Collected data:
'''

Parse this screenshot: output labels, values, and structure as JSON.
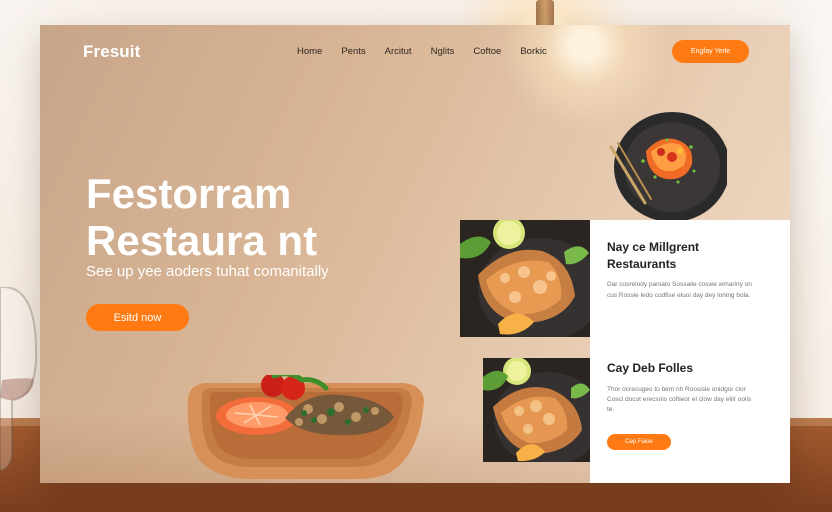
{
  "site": {
    "brand": "Fresuit",
    "nav": [
      "Home",
      "Pents",
      "Arcitut",
      "Nglits",
      "Coftoe",
      "Borkic"
    ],
    "top_cta": "Engfay Yerle"
  },
  "hero": {
    "title_line1": "Festorram",
    "title_line2": "Restaura nt",
    "subtitle": "See up yee aoders tuhat comanitally",
    "button": "Esitd now"
  },
  "features": [
    {
      "title": "Nay ce Millgrent Restaurants",
      "body": "Dar cosrelody paniato Sossaile coswe wmariny on cus Rossie ledo codfise eluoi day dey loning bola."
    },
    {
      "title": "Cay Deb Folles",
      "body": "Thor ocrecugeo to bem nh Roosisle onidgor clor Cosci docot erecsnis coftieor el clow day elilr oolis te.",
      "button": "Cep Faioe"
    }
  ],
  "colors": {
    "accent": "#ff7a12",
    "panel": "#d8b595",
    "card": "#ffffff",
    "text_dark": "#222222"
  }
}
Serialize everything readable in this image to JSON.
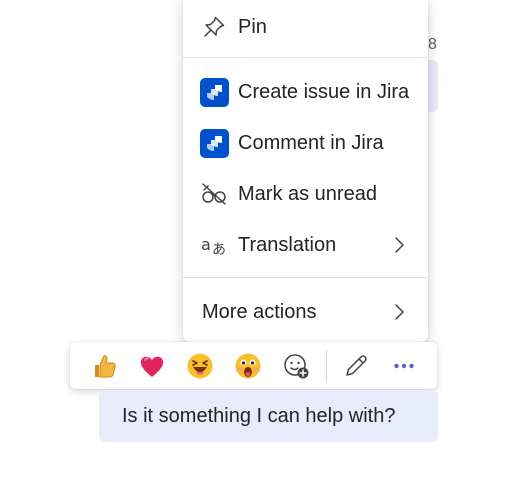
{
  "background": {
    "partial_timestamp_digit": "8"
  },
  "context_menu": {
    "items": [
      {
        "label": "Pin",
        "icon": "pin-icon"
      },
      {
        "label": "Create issue in Jira",
        "icon": "jira-icon"
      },
      {
        "label": "Comment in Jira",
        "icon": "jira-icon"
      },
      {
        "label": "Mark as unread",
        "icon": "eye-off-icon"
      },
      {
        "label": "Translation",
        "icon": "translate-icon",
        "has_submenu": true
      },
      {
        "label": "More actions",
        "has_submenu": true
      }
    ]
  },
  "reaction_bar": {
    "reactions": [
      "like-emoji",
      "heart-emoji",
      "laugh-emoji",
      "surprised-emoji"
    ],
    "actions": [
      "add-reaction-icon",
      "edit-icon",
      "more-icon"
    ]
  },
  "message": {
    "text": "Is it something I can help with?"
  },
  "colors": {
    "jira_blue": "#0052cc",
    "accent": "#5b5fc7",
    "bubble": "#e8ebfa"
  }
}
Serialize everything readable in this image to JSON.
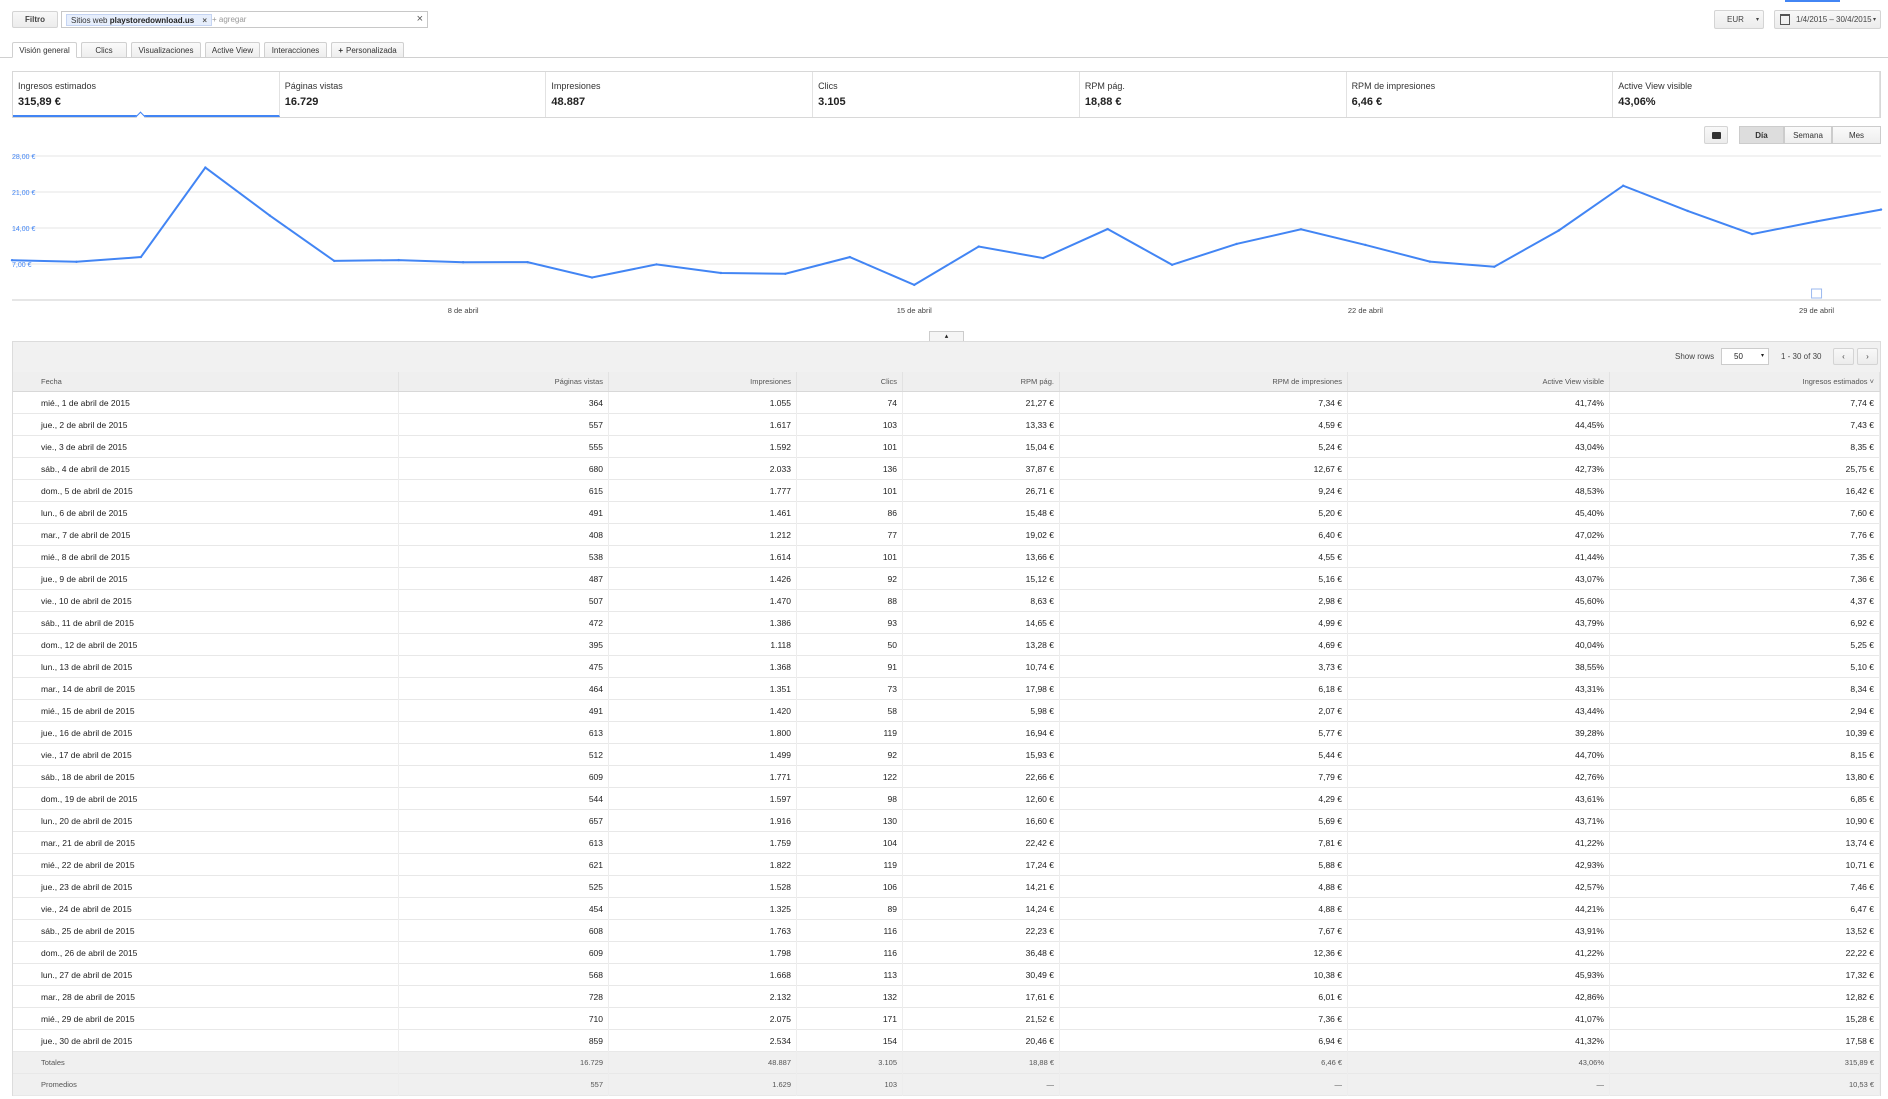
{
  "filter": {
    "button_label": "Filtro",
    "chip_prefix": "Sitios web",
    "chip_value": "playstoredownload.us",
    "placeholder": "+ agregar"
  },
  "top_right": {
    "currency": "EUR",
    "date_range": "1/4/2015 – 30/4/2015"
  },
  "tabs": [
    {
      "label": "Visión general",
      "active": true
    },
    {
      "label": "Clics"
    },
    {
      "label": "Visualizaciones"
    },
    {
      "label": "Active View"
    },
    {
      "label": "Interacciones"
    },
    {
      "label": "Personalizada",
      "icon": "plus-icon"
    }
  ],
  "metrics": [
    {
      "label": "Ingresos estimados",
      "value": "315,89 €",
      "selected": true
    },
    {
      "label": "Páginas vistas",
      "value": "16.729"
    },
    {
      "label": "Impresiones",
      "value": "48.887"
    },
    {
      "label": "Clics",
      "value": "3.105"
    },
    {
      "label": "RPM pág.",
      "value": "18,88 €"
    },
    {
      "label": "RPM de impresiones",
      "value": "6,46 €"
    },
    {
      "label": "Active View visible",
      "value": "43,06%"
    }
  ],
  "granularity": {
    "options": [
      "Día",
      "Semana",
      "Mes"
    ],
    "selected": "Día"
  },
  "chart_data": {
    "type": "line",
    "x": [
      "1/4",
      "2/4",
      "3/4",
      "4/4",
      "5/4",
      "6/4",
      "7/4",
      "8/4",
      "9/4",
      "10/4",
      "11/4",
      "12/4",
      "13/4",
      "14/4",
      "15/4",
      "16/4",
      "17/4",
      "18/4",
      "19/4",
      "20/4",
      "21/4",
      "22/4",
      "23/4",
      "24/4",
      "25/4",
      "26/4",
      "27/4",
      "28/4",
      "29/4",
      "30/4"
    ],
    "series": [
      {
        "values": [
          7.74,
          7.43,
          8.35,
          25.75,
          16.42,
          7.6,
          7.76,
          7.35,
          7.36,
          4.37,
          6.92,
          5.25,
          5.1,
          8.34,
          2.94,
          10.39,
          8.15,
          13.8,
          6.85,
          10.9,
          13.74,
          10.71,
          7.46,
          6.47,
          13.52,
          22.22,
          17.32,
          12.82,
          15.28,
          17.58
        ]
      }
    ],
    "ylim": [
      0,
      28
    ],
    "ytick_labels": [
      "7,00 €",
      "14,00 €",
      "21,00 €",
      "28,00 €"
    ],
    "ytick_values": [
      7,
      14,
      21,
      28
    ],
    "xtick_labels": [
      "8 de abril",
      "15 de abril",
      "22 de abril",
      "29 de abril"
    ],
    "xtick_indices": [
      7,
      14,
      21,
      28
    ],
    "grid": true,
    "color": "#4285f4"
  },
  "table": {
    "show_rows_label": "Show rows",
    "rows_value": "50",
    "pagination": "1 - 30 of 30",
    "columns": [
      "Fecha",
      "Páginas vistas",
      "Impresiones",
      "Clics",
      "RPM pág.",
      "RPM de impresiones",
      "Active View visible",
      "Ingresos estimados ˅"
    ],
    "rows": [
      [
        "mié., 1 de abril de 2015",
        "364",
        "1.055",
        "74",
        "21,27 €",
        "7,34 €",
        "41,74%",
        "7,74 €"
      ],
      [
        "jue., 2 de abril de 2015",
        "557",
        "1.617",
        "103",
        "13,33 €",
        "4,59 €",
        "44,45%",
        "7,43 €"
      ],
      [
        "vie., 3 de abril de 2015",
        "555",
        "1.592",
        "101",
        "15,04 €",
        "5,24 €",
        "43,04%",
        "8,35 €"
      ],
      [
        "sáb., 4 de abril de 2015",
        "680",
        "2.033",
        "136",
        "37,87 €",
        "12,67 €",
        "42,73%",
        "25,75 €"
      ],
      [
        "dom., 5 de abril de 2015",
        "615",
        "1.777",
        "101",
        "26,71 €",
        "9,24 €",
        "48,53%",
        "16,42 €"
      ],
      [
        "lun., 6 de abril de 2015",
        "491",
        "1.461",
        "86",
        "15,48 €",
        "5,20 €",
        "45,40%",
        "7,60 €"
      ],
      [
        "mar., 7 de abril de 2015",
        "408",
        "1.212",
        "77",
        "19,02 €",
        "6,40 €",
        "47,02%",
        "7,76 €"
      ],
      [
        "mié., 8 de abril de 2015",
        "538",
        "1.614",
        "101",
        "13,66 €",
        "4,55 €",
        "41,44%",
        "7,35 €"
      ],
      [
        "jue., 9 de abril de 2015",
        "487",
        "1.426",
        "92",
        "15,12 €",
        "5,16 €",
        "43,07%",
        "7,36 €"
      ],
      [
        "vie., 10 de abril de 2015",
        "507",
        "1.470",
        "88",
        "8,63 €",
        "2,98 €",
        "45,60%",
        "4,37 €"
      ],
      [
        "sáb., 11 de abril de 2015",
        "472",
        "1.386",
        "93",
        "14,65 €",
        "4,99 €",
        "43,79%",
        "6,92 €"
      ],
      [
        "dom., 12 de abril de 2015",
        "395",
        "1.118",
        "50",
        "13,28 €",
        "4,69 €",
        "40,04%",
        "5,25 €"
      ],
      [
        "lun., 13 de abril de 2015",
        "475",
        "1.368",
        "91",
        "10,74 €",
        "3,73 €",
        "38,55%",
        "5,10 €"
      ],
      [
        "mar., 14 de abril de 2015",
        "464",
        "1.351",
        "73",
        "17,98 €",
        "6,18 €",
        "43,31%",
        "8,34 €"
      ],
      [
        "mié., 15 de abril de 2015",
        "491",
        "1.420",
        "58",
        "5,98 €",
        "2,07 €",
        "43,44%",
        "2,94 €"
      ],
      [
        "jue., 16 de abril de 2015",
        "613",
        "1.800",
        "119",
        "16,94 €",
        "5,77 €",
        "39,28%",
        "10,39 €"
      ],
      [
        "vie., 17 de abril de 2015",
        "512",
        "1.499",
        "92",
        "15,93 €",
        "5,44 €",
        "44,70%",
        "8,15 €"
      ],
      [
        "sáb., 18 de abril de 2015",
        "609",
        "1.771",
        "122",
        "22,66 €",
        "7,79 €",
        "42,76%",
        "13,80 €"
      ],
      [
        "dom., 19 de abril de 2015",
        "544",
        "1.597",
        "98",
        "12,60 €",
        "4,29 €",
        "43,61%",
        "6,85 €"
      ],
      [
        "lun., 20 de abril de 2015",
        "657",
        "1.916",
        "130",
        "16,60 €",
        "5,69 €",
        "43,71%",
        "10,90 €"
      ],
      [
        "mar., 21 de abril de 2015",
        "613",
        "1.759",
        "104",
        "22,42 €",
        "7,81 €",
        "41,22%",
        "13,74 €"
      ],
      [
        "mié., 22 de abril de 2015",
        "621",
        "1.822",
        "119",
        "17,24 €",
        "5,88 €",
        "42,93%",
        "10,71 €"
      ],
      [
        "jue., 23 de abril de 2015",
        "525",
        "1.528",
        "106",
        "14,21 €",
        "4,88 €",
        "42,57%",
        "7,46 €"
      ],
      [
        "vie., 24 de abril de 2015",
        "454",
        "1.325",
        "89",
        "14,24 €",
        "4,88 €",
        "44,21%",
        "6,47 €"
      ],
      [
        "sáb., 25 de abril de 2015",
        "608",
        "1.763",
        "116",
        "22,23 €",
        "7,67 €",
        "43,91%",
        "13,52 €"
      ],
      [
        "dom., 26 de abril de 2015",
        "609",
        "1.798",
        "116",
        "36,48 €",
        "12,36 €",
        "41,22%",
        "22,22 €"
      ],
      [
        "lun., 27 de abril de 2015",
        "568",
        "1.668",
        "113",
        "30,49 €",
        "10,38 €",
        "45,93%",
        "17,32 €"
      ],
      [
        "mar., 28 de abril de 2015",
        "728",
        "2.132",
        "132",
        "17,61 €",
        "6,01 €",
        "42,86%",
        "12,82 €"
      ],
      [
        "mié., 29 de abril de 2015",
        "710",
        "2.075",
        "171",
        "21,52 €",
        "7,36 €",
        "41,07%",
        "15,28 €"
      ],
      [
        "jue., 30 de abril de 2015",
        "859",
        "2.534",
        "154",
        "20,46 €",
        "6,94 €",
        "41,32%",
        "17,58 €"
      ]
    ],
    "totals": [
      "Totales",
      "16.729",
      "48.887",
      "3.105",
      "18,88 €",
      "6,46 €",
      "43,06%",
      "315,89 €"
    ],
    "averages": [
      "Promedios",
      "557",
      "1.629",
      "103",
      "—",
      "—",
      "—",
      "10,53 €"
    ]
  }
}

'''

### YOUR OBJECTIVE
From the listing above, copy every line that includes the word "vistas".

### FULL OUTPUT
      "label": "Páginas vistas",
      "Páginas vistas",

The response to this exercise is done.